(Data lines):
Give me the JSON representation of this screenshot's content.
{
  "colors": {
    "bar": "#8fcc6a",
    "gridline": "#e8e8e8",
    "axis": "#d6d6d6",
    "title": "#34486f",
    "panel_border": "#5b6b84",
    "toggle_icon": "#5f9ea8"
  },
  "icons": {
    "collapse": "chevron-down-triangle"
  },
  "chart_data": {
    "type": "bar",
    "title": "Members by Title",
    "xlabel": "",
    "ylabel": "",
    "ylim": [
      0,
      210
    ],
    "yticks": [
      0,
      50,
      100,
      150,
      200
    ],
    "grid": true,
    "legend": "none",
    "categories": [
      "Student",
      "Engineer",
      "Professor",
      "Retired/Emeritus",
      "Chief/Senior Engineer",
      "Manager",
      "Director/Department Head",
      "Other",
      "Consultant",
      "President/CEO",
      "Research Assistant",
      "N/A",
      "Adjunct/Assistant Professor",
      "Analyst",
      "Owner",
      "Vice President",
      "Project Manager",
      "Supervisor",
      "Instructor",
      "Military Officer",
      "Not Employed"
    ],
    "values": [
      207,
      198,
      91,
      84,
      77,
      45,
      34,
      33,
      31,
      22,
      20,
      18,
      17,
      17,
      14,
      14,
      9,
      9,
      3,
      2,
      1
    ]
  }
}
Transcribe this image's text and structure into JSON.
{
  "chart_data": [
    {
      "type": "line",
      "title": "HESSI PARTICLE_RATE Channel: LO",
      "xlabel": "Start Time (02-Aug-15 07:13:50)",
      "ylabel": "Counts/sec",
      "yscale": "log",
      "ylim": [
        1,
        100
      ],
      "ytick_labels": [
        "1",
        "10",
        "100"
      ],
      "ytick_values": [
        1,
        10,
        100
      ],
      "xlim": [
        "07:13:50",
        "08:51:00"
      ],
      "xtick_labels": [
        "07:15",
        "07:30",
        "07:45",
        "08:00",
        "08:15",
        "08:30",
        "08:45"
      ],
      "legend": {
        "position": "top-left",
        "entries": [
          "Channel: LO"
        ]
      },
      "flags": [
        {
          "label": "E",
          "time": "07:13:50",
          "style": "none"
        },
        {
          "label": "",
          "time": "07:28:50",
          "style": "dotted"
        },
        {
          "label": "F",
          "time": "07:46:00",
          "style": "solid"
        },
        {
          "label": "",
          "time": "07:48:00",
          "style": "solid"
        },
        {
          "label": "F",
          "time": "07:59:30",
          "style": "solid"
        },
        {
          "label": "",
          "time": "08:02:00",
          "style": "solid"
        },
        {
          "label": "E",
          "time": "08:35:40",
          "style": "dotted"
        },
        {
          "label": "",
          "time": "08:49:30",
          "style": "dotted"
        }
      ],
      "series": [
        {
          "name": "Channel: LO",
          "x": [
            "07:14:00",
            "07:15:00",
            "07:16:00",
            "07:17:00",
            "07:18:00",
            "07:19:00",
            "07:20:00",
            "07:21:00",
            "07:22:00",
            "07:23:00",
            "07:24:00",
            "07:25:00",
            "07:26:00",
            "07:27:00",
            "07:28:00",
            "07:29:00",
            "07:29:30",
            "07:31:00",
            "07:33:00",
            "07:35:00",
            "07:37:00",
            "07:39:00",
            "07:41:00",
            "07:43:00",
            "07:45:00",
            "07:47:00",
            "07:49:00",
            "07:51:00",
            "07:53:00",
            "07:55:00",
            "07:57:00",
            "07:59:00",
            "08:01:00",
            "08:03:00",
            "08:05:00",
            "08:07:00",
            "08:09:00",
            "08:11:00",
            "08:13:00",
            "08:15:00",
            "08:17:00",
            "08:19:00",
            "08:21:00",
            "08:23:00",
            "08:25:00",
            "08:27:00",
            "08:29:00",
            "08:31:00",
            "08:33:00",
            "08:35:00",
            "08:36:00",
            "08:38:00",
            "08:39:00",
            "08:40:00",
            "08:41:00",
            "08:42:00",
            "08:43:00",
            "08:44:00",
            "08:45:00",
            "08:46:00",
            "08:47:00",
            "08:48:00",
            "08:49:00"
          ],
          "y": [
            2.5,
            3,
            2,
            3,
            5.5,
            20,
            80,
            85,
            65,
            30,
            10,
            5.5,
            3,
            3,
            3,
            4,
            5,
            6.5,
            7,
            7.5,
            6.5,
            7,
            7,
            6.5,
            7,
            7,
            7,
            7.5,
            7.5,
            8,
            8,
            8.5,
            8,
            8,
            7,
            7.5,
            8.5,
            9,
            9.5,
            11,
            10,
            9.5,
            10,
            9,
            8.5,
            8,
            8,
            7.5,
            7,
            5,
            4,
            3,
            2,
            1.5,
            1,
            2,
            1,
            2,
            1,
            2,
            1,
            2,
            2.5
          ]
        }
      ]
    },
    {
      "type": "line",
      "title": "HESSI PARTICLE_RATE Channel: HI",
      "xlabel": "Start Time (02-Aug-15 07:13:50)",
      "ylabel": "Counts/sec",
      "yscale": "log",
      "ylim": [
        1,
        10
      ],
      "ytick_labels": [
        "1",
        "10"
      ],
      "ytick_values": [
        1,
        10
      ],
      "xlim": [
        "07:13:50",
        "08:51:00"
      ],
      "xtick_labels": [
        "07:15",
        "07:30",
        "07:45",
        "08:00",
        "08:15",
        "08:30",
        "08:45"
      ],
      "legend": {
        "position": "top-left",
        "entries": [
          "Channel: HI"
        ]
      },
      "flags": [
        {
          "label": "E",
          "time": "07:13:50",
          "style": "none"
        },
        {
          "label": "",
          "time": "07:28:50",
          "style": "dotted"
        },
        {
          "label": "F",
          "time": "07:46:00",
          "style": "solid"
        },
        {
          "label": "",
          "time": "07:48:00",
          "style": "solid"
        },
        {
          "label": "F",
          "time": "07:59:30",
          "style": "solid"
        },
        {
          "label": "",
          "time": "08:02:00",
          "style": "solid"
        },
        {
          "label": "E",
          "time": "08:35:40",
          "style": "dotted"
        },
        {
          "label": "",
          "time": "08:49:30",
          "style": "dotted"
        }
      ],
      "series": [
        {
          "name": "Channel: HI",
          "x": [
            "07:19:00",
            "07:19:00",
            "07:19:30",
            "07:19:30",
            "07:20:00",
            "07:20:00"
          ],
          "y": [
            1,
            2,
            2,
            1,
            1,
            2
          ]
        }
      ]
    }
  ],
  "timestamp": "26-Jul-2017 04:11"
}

(Prompt): Above are some records; repeat all of them exactly.

(The answer):
Give me the JSON representation of this screenshot's content.
{
  "colors": {
    "bar": "#8fcc6a",
    "gridline": "#e8e8e8",
    "axis": "#d6d6d6",
    "title": "#34486f",
    "panel_border": "#5b6b84",
    "toggle_icon": "#5f9ea8"
  },
  "icons": {
    "collapse": "chevron-down-triangle"
  },
  "chart_data": {
    "type": "bar",
    "title": "Members by Title",
    "xlabel": "",
    "ylabel": "",
    "ylim": [
      0,
      210
    ],
    "yticks": [
      0,
      50,
      100,
      150,
      200
    ],
    "grid": true,
    "legend": "none",
    "categories": [
      "Student",
      "Engineer",
      "Professor",
      "Retired/Emeritus",
      "Chief/Senior Engineer",
      "Manager",
      "Director/Department Head",
      "Other",
      "Consultant",
      "President/CEO",
      "Research Assistant",
      "N/A",
      "Adjunct/Assistant Professor",
      "Analyst",
      "Owner",
      "Vice President",
      "Project Manager",
      "Supervisor",
      "Instructor",
      "Military Officer",
      "Not Employed"
    ],
    "values": [
      207,
      198,
      91,
      84,
      77,
      45,
      34,
      33,
      31,
      22,
      20,
      18,
      17,
      17,
      14,
      14,
      9,
      9,
      3,
      2,
      1
    ]
  }
}
Transcribe this image's text and structure into JSON.
{
  "chart_data": [
    {
      "type": "line",
      "title": "HESSI PARTICLE_RATE Channel: LO",
      "xlabel": "Start Time (02-Aug-15 07:13:50)",
      "ylabel": "Counts/sec",
      "yscale": "log",
      "ylim": [
        1,
        100
      ],
      "ytick_labels": [
        "1",
        "10",
        "100"
      ],
      "ytick_values": [
        1,
        10,
        100
      ],
      "xlim": [
        "07:13:50",
        "08:51:00"
      ],
      "xtick_labels": [
        "07:15",
        "07:30",
        "07:45",
        "08:00",
        "08:15",
        "08:30",
        "08:45"
      ],
      "legend": {
        "position": "top-left",
        "entries": [
          "Channel: LO"
        ]
      },
      "flags": [
        {
          "label": "E",
          "time": "07:13:50",
          "style": "none"
        },
        {
          "label": "",
          "time": "07:28:50",
          "style": "dotted"
        },
        {
          "label": "F",
          "time": "07:46:00",
          "style": "solid"
        },
        {
          "label": "",
          "time": "07:48:00",
          "style": "solid"
        },
        {
          "label": "F",
          "time": "07:59:30",
          "style": "solid"
        },
        {
          "label": "",
          "time": "08:02:00",
          "style": "solid"
        },
        {
          "label": "E",
          "time": "08:35:40",
          "style": "dotted"
        },
        {
          "label": "",
          "time": "08:49:30",
          "style": "dotted"
        }
      ],
      "series": [
        {
          "name": "Channel: LO",
          "x": [
            "07:14:00",
            "07:15:00",
            "07:16:00",
            "07:17:00",
            "07:18:00",
            "07:19:00",
            "07:20:00",
            "07:21:00",
            "07:22:00",
            "07:23:00",
            "07:24:00",
            "07:25:00",
            "07:26:00",
            "07:27:00",
            "07:28:00",
            "07:29:00",
            "07:29:30",
            "07:31:00",
            "07:33:00",
            "07:35:00",
            "07:37:00",
            "07:39:00",
            "07:41:00",
            "07:43:00",
            "07:45:00",
            "07:47:00",
            "07:49:00",
            "07:51:00",
            "07:53:00",
            "07:55:00",
            "07:57:00",
            "07:59:00",
            "08:01:00",
            "08:03:00",
            "08:05:00",
            "08:07:00",
            "08:09:00",
            "08:11:00",
            "08:13:00",
            "08:15:00",
            "08:17:00",
            "08:19:00",
            "08:21:00",
            "08:23:00",
            "08:25:00",
            "08:27:00",
            "08:29:00",
            "08:31:00",
            "08:33:00",
            "08:35:00",
            "08:36:00",
            "08:38:00",
            "08:39:00",
            "08:40:00",
            "08:41:00",
            "08:42:00",
            "08:43:00",
            "08:44:00",
            "08:45:00",
            "08:46:00",
            "08:47:00",
            "08:48:00",
            "08:49:00"
          ],
          "y": [
            2.5,
            3,
            2,
            3,
            5.5,
            20,
            80,
            85,
            65,
            30,
            10,
            5.5,
            3,
            3,
            3,
            4,
            5,
            6.5,
            7,
            7.5,
            6.5,
            7,
            7,
            6.5,
            7,
            7,
            7,
            7.5,
            7.5,
            8,
            8,
            8.5,
            8,
            8,
            7,
            7.5,
            8.5,
            9,
            9.5,
            11,
            10,
            9.5,
            10,
            9,
            8.5,
            8,
            8,
            7.5,
            7,
            5,
            4,
            3,
            2,
            1.5,
            1,
            2,
            1,
            2,
            1,
            2,
            1,
            2,
            2.5
          ]
        }
      ]
    },
    {
      "type": "line",
      "title": "HESSI PARTICLE_RATE Channel: HI",
      "xlabel": "Start Time (02-Aug-15 07:13:50)",
      "ylabel": "Counts/sec",
      "yscale": "log",
      "ylim": [
        1,
        10
      ],
      "ytick_labels": [
        "1",
        "10"
      ],
      "ytick_values": [
        1,
        10
      ],
      "xlim": [
        "07:13:50",
        "08:51:00"
      ],
      "xtick_labels": [
        "07:15",
        "07:30",
        "07:45",
        "08:00",
        "08:15",
        "08:30",
        "08:45"
      ],
      "legend": {
        "position": "top-left",
        "entries": [
          "Channel: HI"
        ]
      },
      "flags": [
        {
          "label": "E",
          "time": "07:13:50",
          "style": "none"
        },
        {
          "label": "",
          "time": "07:28:50",
          "style": "dotted"
        },
        {
          "label": "F",
          "time": "07:46:00",
          "style": "solid"
        },
        {
          "label": "",
          "time": "07:48:00",
          "style": "solid"
        },
        {
          "label": "F",
          "time": "07:59:30",
          "style": "solid"
        },
        {
          "label": "",
          "time": "08:02:00",
          "style": "solid"
        },
        {
          "label": "E",
          "time": "08:35:40",
          "style": "dotted"
        },
        {
          "label": "",
          "time": "08:49:30",
          "style": "dotted"
        }
      ],
      "series": [
        {
          "name": "Channel: HI",
          "x": [
            "07:19:00",
            "07:19:00",
            "07:19:30",
            "07:19:30",
            "07:20:00",
            "07:20:00"
          ],
          "y": [
            1,
            2,
            2,
            1,
            1,
            2
          ]
        }
      ]
    }
  ],
  "timestamp": "26-Jul-2017 04:11"
}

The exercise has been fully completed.